### [Aim of the task]
All of the listing below must be repeated word for word. Pictures are the only thing to omit.

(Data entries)

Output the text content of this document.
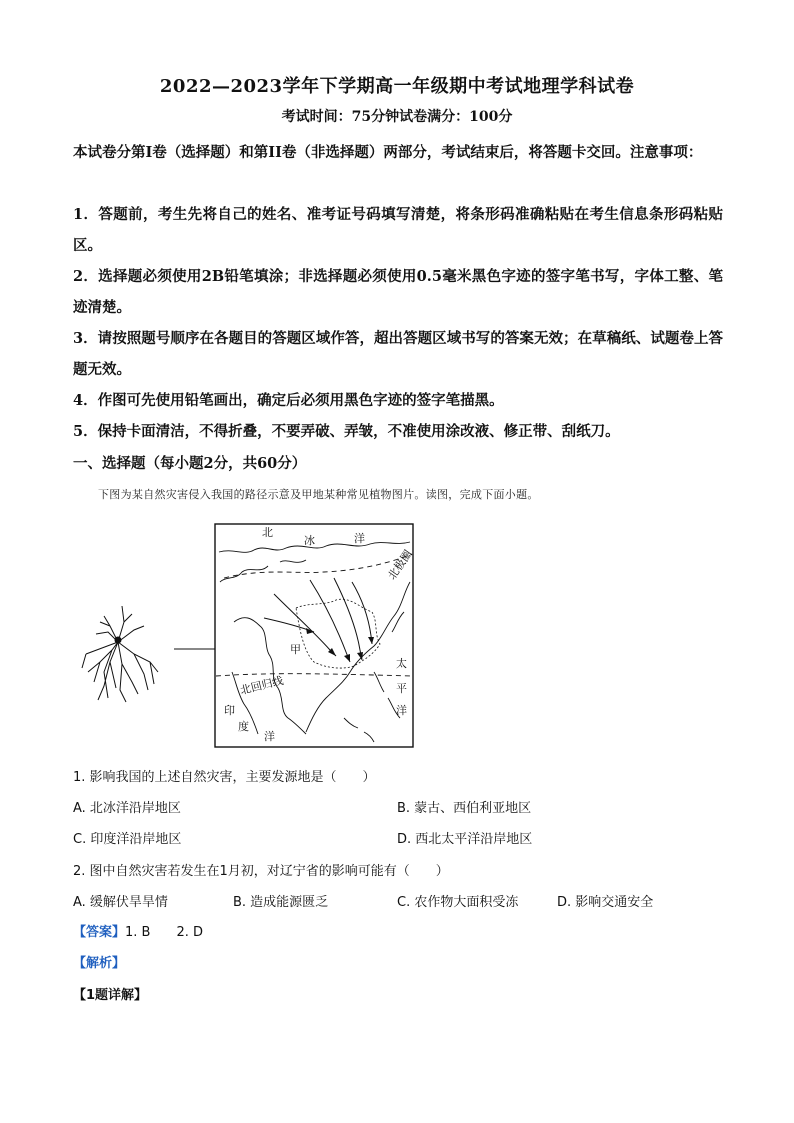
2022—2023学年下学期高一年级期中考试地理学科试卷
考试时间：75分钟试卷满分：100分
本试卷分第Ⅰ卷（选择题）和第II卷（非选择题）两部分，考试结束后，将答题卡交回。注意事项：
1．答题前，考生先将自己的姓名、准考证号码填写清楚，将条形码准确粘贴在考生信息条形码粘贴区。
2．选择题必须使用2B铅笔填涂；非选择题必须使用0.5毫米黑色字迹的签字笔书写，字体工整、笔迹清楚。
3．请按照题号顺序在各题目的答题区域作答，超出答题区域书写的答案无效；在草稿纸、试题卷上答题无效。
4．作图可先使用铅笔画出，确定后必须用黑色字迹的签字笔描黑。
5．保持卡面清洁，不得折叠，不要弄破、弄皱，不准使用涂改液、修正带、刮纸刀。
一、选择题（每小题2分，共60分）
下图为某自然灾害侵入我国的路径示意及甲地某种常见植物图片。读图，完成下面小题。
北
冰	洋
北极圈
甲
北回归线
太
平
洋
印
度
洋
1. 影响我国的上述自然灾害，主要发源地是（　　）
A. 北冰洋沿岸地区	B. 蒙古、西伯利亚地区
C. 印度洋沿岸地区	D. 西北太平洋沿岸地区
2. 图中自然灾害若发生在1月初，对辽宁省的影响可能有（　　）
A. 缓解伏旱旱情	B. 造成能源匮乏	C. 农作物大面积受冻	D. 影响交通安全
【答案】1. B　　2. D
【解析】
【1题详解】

### [Written answer]
Output the text content of this document.
2022—2023学年下学期高一年级期中考试地理学科试卷
考试时间：75分钟试卷满分：100分
本试卷分第Ⅰ卷（选择题）和第II卷（非选择题）两部分，考试结束后，将答题卡交回。注意事项：
1．答题前，考生先将自己的姓名、准考证号码填写清楚，将条形码准确粘贴在考生信息条形码粘贴区。
2．选择题必须使用2B铅笔填涂；非选择题必须使用0.5毫米黑色字迹的签字笔书写，字体工整、笔迹清楚。
3．请按照题号顺序在各题目的答题区域作答，超出答题区域书写的答案无效；在草稿纸、试题卷上答题无效。
4．作图可先使用铅笔画出，确定后必须用黑色字迹的签字笔描黑。
5．保持卡面清洁，不得折叠，不要弄破、弄皱，不准使用涂改液、修正带、刮纸刀。
一、选择题（每小题2分，共60分）
下图为某自然灾害侵入我国的路径示意及甲地某种常见植物图片。读图，完成下面小题。
北
冰	洋
北极圈
甲
北回归线
太
平
洋
印
度
洋
1. 影响我国的上述自然灾害，主要发源地是（　　）
A. 北冰洋沿岸地区	B. 蒙古、西伯利亚地区
C. 印度洋沿岸地区	D. 西北太平洋沿岸地区
2. 图中自然灾害若发生在1月初，对辽宁省的影响可能有（　　）
A. 缓解伏旱旱情	B. 造成能源匮乏	C. 农作物大面积受冻	D. 影响交通安全
【答案】1. B　　2. D
【解析】
【1题详解】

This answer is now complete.